*Quoted passage*.
--*--

4. Adieu (Farewell), poem by Raymond Radiguet
- Modéré (moderately)

In 1920 Radiguet was the 17 year-old protégé of Jean Cocteau, long before achieving independent success with his precocious first novel, Le Diable au corps (1923). His contribution to the Quatre petites mélodies was an unpublished quatrain originally entitled Mouchoir (Handkerchief). It would appear in his posthumous poetry collection Les Joues en feu (1925).

A slightly-skewed waltz rhythm underlines the poet taking an old admiral to task for waving a white handkerchief in a gesture of farewell. Radiguet's final verses -

It is the custom to hunt
The flies of the past

- provide a thematic throwback to the opening Élégie and close the cycle with melancholy irony.

--*--

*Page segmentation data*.
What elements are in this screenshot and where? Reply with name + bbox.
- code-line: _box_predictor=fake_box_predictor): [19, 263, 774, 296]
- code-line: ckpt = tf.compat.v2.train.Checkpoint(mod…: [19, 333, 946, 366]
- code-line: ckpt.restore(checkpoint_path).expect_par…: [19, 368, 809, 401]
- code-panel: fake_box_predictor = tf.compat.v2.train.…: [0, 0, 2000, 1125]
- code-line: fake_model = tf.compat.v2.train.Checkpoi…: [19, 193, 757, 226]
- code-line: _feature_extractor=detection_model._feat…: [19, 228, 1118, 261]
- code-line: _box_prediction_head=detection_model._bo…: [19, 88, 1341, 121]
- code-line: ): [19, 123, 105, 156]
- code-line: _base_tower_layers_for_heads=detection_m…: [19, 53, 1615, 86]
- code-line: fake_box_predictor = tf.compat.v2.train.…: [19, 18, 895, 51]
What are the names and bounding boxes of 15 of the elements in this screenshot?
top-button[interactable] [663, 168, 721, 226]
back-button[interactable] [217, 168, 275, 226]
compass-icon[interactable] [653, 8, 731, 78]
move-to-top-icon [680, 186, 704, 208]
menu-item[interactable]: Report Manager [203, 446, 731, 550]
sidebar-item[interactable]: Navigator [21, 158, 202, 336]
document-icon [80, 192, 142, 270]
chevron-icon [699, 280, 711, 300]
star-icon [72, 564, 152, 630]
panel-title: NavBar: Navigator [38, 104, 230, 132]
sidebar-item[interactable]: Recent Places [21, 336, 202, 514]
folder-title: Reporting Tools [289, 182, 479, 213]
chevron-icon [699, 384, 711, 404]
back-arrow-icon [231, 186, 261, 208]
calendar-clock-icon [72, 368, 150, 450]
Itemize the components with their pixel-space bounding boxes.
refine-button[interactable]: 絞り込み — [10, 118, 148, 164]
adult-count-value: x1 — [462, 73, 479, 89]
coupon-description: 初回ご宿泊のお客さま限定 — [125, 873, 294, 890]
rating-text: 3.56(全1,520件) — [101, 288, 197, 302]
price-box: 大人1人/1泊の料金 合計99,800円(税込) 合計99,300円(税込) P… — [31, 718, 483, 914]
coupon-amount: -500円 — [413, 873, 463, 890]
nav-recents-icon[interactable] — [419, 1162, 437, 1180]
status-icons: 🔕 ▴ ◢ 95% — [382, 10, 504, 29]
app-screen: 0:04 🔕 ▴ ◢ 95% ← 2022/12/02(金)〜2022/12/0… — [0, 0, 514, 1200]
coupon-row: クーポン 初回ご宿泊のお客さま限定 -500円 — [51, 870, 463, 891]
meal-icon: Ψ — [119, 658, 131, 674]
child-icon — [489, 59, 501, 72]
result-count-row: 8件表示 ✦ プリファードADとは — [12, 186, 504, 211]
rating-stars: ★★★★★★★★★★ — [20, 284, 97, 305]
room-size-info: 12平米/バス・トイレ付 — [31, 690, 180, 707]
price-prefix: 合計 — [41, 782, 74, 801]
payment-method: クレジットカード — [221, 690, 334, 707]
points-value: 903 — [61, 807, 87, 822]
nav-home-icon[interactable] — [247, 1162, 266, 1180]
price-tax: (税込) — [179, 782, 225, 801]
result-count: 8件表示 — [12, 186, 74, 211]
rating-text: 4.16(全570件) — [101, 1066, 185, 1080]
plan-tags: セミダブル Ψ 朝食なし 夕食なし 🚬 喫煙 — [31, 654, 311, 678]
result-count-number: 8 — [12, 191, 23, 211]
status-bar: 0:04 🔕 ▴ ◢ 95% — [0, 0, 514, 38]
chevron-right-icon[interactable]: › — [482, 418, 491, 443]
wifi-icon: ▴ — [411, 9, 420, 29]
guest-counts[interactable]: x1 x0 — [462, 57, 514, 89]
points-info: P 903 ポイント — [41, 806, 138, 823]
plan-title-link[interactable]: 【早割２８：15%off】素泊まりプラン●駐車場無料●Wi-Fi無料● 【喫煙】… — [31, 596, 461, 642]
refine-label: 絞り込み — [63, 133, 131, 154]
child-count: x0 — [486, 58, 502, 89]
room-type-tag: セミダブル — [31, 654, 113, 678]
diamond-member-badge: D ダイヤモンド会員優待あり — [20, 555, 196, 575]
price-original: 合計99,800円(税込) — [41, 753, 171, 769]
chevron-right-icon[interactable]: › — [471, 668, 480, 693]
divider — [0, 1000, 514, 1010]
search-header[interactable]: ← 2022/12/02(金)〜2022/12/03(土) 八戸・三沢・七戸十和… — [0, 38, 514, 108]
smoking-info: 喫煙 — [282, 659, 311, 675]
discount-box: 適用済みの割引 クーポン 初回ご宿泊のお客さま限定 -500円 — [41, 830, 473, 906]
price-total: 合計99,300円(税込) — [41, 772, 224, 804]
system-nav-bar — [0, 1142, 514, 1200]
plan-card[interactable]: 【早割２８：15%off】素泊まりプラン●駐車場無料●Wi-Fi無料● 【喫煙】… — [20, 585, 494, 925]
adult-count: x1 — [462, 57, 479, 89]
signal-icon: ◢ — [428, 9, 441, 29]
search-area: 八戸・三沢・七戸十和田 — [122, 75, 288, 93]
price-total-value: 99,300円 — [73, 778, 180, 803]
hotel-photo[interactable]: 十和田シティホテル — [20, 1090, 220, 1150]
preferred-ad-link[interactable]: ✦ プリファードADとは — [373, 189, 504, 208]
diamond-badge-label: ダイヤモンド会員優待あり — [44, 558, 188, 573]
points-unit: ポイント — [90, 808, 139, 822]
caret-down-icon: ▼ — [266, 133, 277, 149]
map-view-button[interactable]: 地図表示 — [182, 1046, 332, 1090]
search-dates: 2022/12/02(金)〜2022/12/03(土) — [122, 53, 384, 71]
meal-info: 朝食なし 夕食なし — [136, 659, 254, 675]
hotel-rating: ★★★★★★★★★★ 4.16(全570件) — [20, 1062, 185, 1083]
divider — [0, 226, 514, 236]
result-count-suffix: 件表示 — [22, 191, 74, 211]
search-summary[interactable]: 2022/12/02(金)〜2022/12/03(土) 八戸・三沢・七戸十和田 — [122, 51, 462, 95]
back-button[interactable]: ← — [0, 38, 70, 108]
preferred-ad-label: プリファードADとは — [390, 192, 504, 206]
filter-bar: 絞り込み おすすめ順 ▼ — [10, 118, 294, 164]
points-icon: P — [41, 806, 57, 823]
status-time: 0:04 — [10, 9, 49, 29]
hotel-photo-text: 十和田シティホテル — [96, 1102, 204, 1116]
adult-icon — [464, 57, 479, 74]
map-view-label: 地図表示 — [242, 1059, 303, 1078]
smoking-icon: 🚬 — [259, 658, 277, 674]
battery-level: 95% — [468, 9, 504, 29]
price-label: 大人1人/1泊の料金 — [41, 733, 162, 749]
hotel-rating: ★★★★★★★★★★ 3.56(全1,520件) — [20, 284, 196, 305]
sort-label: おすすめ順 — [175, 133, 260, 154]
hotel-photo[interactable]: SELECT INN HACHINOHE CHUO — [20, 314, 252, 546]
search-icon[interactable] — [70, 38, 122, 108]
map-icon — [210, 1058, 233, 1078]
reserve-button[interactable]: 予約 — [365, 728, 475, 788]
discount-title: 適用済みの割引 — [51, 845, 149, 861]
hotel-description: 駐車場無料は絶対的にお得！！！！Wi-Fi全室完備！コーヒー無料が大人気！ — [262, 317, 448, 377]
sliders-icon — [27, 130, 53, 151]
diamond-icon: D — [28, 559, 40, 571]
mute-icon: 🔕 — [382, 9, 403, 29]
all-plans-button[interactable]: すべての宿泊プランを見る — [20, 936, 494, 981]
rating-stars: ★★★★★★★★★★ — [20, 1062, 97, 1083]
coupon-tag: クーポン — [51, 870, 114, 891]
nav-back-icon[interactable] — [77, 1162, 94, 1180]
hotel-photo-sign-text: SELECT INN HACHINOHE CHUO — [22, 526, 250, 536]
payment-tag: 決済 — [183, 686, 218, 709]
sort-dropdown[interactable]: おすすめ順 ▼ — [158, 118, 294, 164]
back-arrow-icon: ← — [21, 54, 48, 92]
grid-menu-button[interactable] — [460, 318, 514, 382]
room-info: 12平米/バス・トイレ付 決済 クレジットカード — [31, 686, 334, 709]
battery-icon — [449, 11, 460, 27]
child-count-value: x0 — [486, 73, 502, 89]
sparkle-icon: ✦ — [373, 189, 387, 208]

--*--

*Tasks to perform*.
1 - In the note on Radiguet's poem Adieu, what title did the quatrain originally have?
2 - Do these statements agree with the note on Radiguet's poem Adieu? (a) Radiguet was 17 years old in 1920. (b) The quatrain had already been published when Radiguet contributed it. (c) Les Joues en feu came out in 1923.
3 - Carry the note on Radiguet's poem Adieu further, starting after its last sentence.

*Written responses*.
1 - Mouchoir (Handkerchief)

2 -
(a) Yes: "In 1920 Radiguet was the 17 year-old protégé of Jean Cocteau"
(b) No: "an unpublished quatrain originally entitled Mouchoir"
(c) No: "his posthumous poetry collection Les Joues en feu (1925)"

3 -
==Publication and performance==

Early promotion of the Quatre Petites Mélodies reflected the piecemeal nature of its composition. Following the original publication of Élégie in the La Revue musicale supplement, Satie's Chanson, retitled Chanson à boire, appeared in facsimile in the 1921 edition of the Parisian Almanach de Cocagne (Cockaigne Almanac). This was an annual publication "dedicated to true gourmets and serious drinkers" edited by Satie's friend, culinary historian Bertrand Guégan. All four songs were published by Éditions de la Sirène in 1922, and subsequently reissued by Eschig.

Mezzo-soprano Jane Bathori and pianist André Salomon gave the first public performance of Élégie at the Galerie la Boétie in Paris on December 19, 1920. Pierre Bertin premiered the complete cycle at the Galerie Georges Giroux in Brussels, Belgium, on April 12, 1921.

The Quatre Petites Mélodies stands as one of Satie's more obscure compositions. Biographer Rollo Myers (1948) found the Élégie "somewhat disconcerting" and felt it did not "quite 'come off'"; he concluded, "At all events it cannot be said that there is any attempt here to imitate Debussy's style". And Patrick Gowers, writing for The New Grove Dictionary of Music and Musicians in 1980, claimed the cycle was "less individual" than Satie's other forays in mélodies. For his part Satie remained fond of the work. On his deathbed in 1925 he told his young admirer Robert Caby, "If you want to learn something about me, look carefully at the Quatre Petites Mélodies. They are very different, aren't they?"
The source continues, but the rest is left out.